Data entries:
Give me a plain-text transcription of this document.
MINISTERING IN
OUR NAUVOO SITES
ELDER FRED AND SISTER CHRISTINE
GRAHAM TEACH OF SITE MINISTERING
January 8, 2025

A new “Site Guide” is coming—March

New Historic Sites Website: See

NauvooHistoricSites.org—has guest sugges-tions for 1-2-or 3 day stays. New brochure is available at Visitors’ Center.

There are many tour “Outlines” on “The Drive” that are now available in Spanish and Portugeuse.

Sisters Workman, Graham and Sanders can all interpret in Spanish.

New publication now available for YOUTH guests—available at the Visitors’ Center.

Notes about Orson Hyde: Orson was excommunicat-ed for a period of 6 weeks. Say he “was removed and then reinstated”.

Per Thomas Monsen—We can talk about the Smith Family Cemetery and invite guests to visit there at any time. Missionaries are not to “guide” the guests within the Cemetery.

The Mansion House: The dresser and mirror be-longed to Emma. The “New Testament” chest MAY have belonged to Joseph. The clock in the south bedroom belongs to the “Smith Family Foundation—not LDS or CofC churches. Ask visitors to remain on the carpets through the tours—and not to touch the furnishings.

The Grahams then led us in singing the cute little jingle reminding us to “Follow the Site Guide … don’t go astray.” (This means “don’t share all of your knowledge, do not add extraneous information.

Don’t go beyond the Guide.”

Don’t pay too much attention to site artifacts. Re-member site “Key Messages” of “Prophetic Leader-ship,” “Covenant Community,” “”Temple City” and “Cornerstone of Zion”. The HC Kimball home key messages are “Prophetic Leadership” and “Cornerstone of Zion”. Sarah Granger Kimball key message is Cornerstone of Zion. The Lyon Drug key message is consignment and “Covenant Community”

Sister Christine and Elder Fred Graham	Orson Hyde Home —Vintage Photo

--

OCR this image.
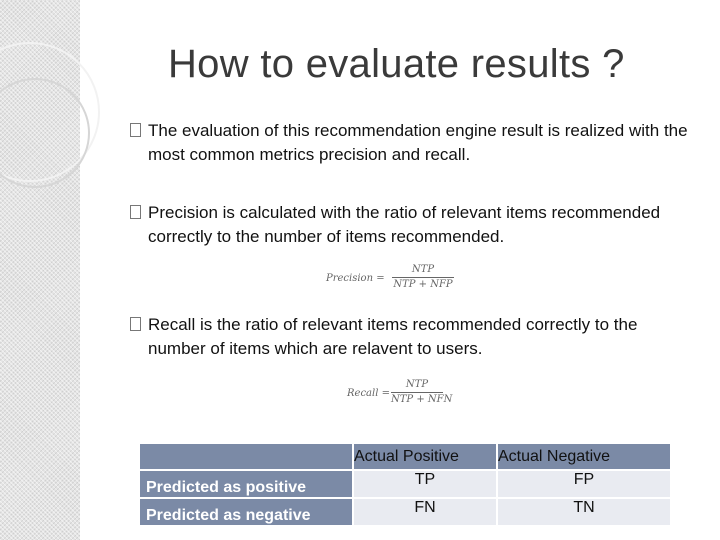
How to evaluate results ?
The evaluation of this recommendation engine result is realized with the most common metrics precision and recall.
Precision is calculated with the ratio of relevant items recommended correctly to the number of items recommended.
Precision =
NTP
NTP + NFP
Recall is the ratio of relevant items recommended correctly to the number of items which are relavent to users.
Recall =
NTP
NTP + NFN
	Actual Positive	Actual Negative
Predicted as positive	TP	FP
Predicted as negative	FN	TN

_TASK GOAL_
Search the records for the word "ratio", then list every line that has it.

_ANSWER IN FULL_
Precision is calculated with the ratio of relevant items recommended correctly to the number of items recommended.
Recall is the ratio of relevant items recommended correctly to the number of items which are relavent to users.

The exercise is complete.